> DATASET RECORDS:

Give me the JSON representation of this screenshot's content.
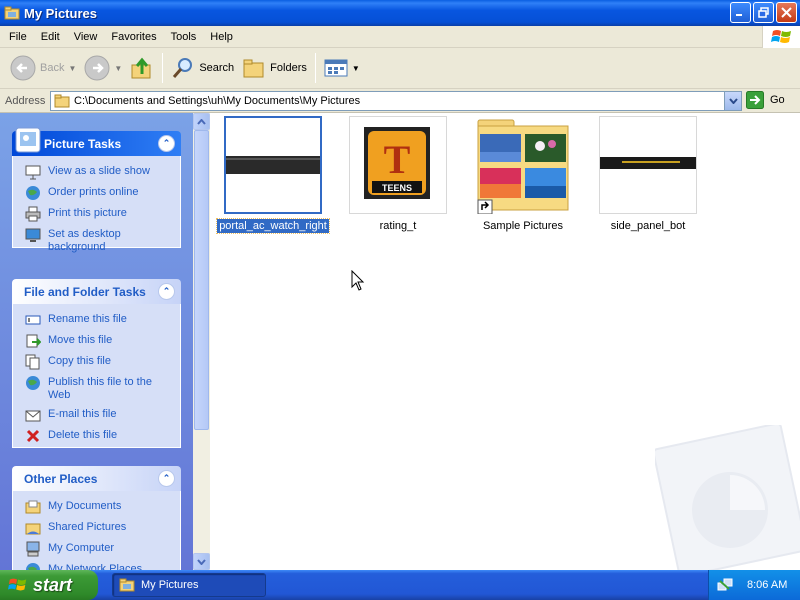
{
  "window": {
    "title": "My Pictures"
  },
  "menu": [
    "File",
    "Edit",
    "View",
    "Favorites",
    "Tools",
    "Help"
  ],
  "toolbar": {
    "back": "Back",
    "search": "Search",
    "folders": "Folders"
  },
  "address": {
    "label": "Address",
    "value": "C:\\Documents and Settings\\uh\\My Documents\\My Pictures",
    "go": "Go"
  },
  "picture_tasks": {
    "title": "Picture Tasks",
    "items": [
      "View as a slide show",
      "Order prints online",
      "Print this picture",
      "Set as desktop background"
    ]
  },
  "file_tasks": {
    "title": "File and Folder Tasks",
    "items": [
      "Rename this file",
      "Move this file",
      "Copy this file",
      "Publish this file to the Web",
      "E-mail this file",
      "Delete this file"
    ]
  },
  "other_places": {
    "title": "Other Places",
    "items": [
      "My Documents",
      "Shared Pictures",
      "My Computer",
      "My Network Places"
    ]
  },
  "files": [
    {
      "name": "portal_ac_watch_right",
      "selected": true
    },
    {
      "name": "rating_t",
      "badge": "TEENS"
    },
    {
      "name": "Sample Pictures"
    },
    {
      "name": "side_panel_bot"
    }
  ],
  "taskbar": {
    "start": "start",
    "window_button": "My Pictures",
    "clock": "8:06 AM"
  },
  "colors": {
    "accent": "#316ac5",
    "title_bar": "#0853d6",
    "task_link": "#215dc6",
    "start_green": "#3c9a36"
  }
}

> DIRECTIONS: Exactly reproduce the entries above, minus the pictures.

> WRITTEN RESPONSE:
Give me the JSON representation of this screenshot's content.
{
  "window": {
    "title": "My Pictures"
  },
  "menu": [
    "File",
    "Edit",
    "View",
    "Favorites",
    "Tools",
    "Help"
  ],
  "toolbar": {
    "back": "Back",
    "search": "Search",
    "folders": "Folders"
  },
  "address": {
    "label": "Address",
    "value": "C:\\Documents and Settings\\uh\\My Documents\\My Pictures",
    "go": "Go"
  },
  "picture_tasks": {
    "title": "Picture Tasks",
    "items": [
      "View as a slide show",
      "Order prints online",
      "Print this picture",
      "Set as desktop background"
    ]
  },
  "file_tasks": {
    "title": "File and Folder Tasks",
    "items": [
      "Rename this file",
      "Move this file",
      "Copy this file",
      "Publish this file to the Web",
      "E-mail this file",
      "Delete this file"
    ]
  },
  "other_places": {
    "title": "Other Places",
    "items": [
      "My Documents",
      "Shared Pictures",
      "My Computer",
      "My Network Places"
    ]
  },
  "files": [
    {
      "name": "portal_ac_watch_right",
      "selected": true
    },
    {
      "name": "rating_t",
      "badge": "TEENS"
    },
    {
      "name": "Sample Pictures"
    },
    {
      "name": "side_panel_bot"
    }
  ],
  "taskbar": {
    "start": "start",
    "window_button": "My Pictures",
    "clock": "8:06 AM"
  },
  "colors": {
    "accent": "#316ac5",
    "title_bar": "#0853d6",
    "task_link": "#215dc6",
    "start_green": "#3c9a36"
  }
}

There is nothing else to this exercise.